Select every line below containing the word "Teutsche".

::: EXERCISE INPUTS :::

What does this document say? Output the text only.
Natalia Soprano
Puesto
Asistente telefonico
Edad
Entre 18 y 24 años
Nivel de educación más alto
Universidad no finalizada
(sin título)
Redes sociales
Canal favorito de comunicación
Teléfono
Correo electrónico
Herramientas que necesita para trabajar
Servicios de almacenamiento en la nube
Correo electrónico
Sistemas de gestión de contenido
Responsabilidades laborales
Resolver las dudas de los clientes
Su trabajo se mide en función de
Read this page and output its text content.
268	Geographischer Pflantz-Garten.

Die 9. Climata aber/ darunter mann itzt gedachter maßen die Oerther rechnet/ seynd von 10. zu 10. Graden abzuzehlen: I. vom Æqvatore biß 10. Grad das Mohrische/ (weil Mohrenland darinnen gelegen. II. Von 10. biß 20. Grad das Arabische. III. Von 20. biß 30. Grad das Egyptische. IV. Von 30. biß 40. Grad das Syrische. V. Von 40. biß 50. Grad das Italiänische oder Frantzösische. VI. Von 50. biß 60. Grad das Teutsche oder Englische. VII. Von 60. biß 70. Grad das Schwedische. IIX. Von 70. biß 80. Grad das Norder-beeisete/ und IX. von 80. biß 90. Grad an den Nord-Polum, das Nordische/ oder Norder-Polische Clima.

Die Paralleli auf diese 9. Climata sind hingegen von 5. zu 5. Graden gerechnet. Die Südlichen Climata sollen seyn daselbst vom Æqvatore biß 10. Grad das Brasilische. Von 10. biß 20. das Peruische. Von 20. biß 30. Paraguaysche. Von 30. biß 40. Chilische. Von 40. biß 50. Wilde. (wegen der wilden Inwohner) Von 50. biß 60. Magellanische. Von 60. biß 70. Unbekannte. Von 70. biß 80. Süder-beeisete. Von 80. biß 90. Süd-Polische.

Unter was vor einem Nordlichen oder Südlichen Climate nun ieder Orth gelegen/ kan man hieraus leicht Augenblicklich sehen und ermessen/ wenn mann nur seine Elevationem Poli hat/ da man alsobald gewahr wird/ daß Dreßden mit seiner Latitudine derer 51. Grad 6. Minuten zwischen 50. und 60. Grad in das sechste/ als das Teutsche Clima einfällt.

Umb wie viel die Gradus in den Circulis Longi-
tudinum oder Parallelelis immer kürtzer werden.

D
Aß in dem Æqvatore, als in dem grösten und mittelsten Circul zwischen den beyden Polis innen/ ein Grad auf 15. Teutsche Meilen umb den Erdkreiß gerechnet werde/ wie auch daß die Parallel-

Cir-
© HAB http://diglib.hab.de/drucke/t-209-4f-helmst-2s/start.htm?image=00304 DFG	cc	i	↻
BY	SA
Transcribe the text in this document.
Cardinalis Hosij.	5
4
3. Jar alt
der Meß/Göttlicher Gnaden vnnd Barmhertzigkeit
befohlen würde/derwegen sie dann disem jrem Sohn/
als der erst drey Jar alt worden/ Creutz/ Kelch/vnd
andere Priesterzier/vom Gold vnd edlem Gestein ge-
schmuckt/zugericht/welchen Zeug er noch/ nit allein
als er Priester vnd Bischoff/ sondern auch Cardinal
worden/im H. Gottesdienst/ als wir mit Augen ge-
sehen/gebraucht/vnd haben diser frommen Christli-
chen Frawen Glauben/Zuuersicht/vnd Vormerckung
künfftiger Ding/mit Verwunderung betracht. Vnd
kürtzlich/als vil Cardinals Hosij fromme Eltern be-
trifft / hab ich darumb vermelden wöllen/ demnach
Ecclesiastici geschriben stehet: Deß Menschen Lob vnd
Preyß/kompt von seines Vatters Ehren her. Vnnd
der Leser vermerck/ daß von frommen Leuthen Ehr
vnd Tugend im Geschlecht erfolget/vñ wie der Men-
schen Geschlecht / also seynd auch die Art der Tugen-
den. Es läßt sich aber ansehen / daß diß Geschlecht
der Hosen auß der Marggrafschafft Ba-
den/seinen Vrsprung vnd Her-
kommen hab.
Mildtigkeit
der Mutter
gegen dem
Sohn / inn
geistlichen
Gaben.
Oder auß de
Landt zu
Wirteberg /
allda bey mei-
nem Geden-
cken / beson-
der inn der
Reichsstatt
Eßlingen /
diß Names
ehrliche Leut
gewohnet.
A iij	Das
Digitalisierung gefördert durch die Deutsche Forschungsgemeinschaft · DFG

:::

FINISHED EXERCISE -
Die 9. Climata aber/ darunter mann itzt gedachter maßen die Oerther rechnet/ seynd von 10. zu 10. Graden abzuzehlen: I. vom Æqvatore biß 10. Grad das Mohrische/ (weil Mohrenland darinnen gelegen. II. Von 10. biß 20. Grad das Arabische. III. Von 20. biß 30. Grad das Egyptische. IV. Von 30. biß 40. Grad das Syrische. V. Von 40. biß 50. Grad das Italiänische oder Frantzösische. VI. Von 50. biß 60. Grad das Teutsche oder Englische. VII. Von 60. biß 70. Grad das Schwedische. IIX. Von 70. biß 80. Grad das Norder-beeisete/ und IX. von 80. biß 90. Grad an den Nord-Polum, das Nordische/ oder Norder-Polische Clima.
Unter was vor einem Nordlichen oder Südlichen Climate nun ieder Orth gelegen/ kan man hieraus leicht Augenblicklich sehen und ermessen/ wenn mann nur seine Elevationem Poli hat/ da man alsobald gewahr wird/ daß Dreßden mit seiner Latitudine derer 51. Grad 6. Minuten zwischen 50. und 60. Grad in das sechste/ als das Teutsche Clima einfällt.
Aß in dem Æqvatore, als in dem grösten und mittelsten Circul zwischen den beyden Polis innen/ ein Grad auf 15. Teutsche Meilen umb den Erdkreiß gerechnet werde/ wie auch daß die Parallel-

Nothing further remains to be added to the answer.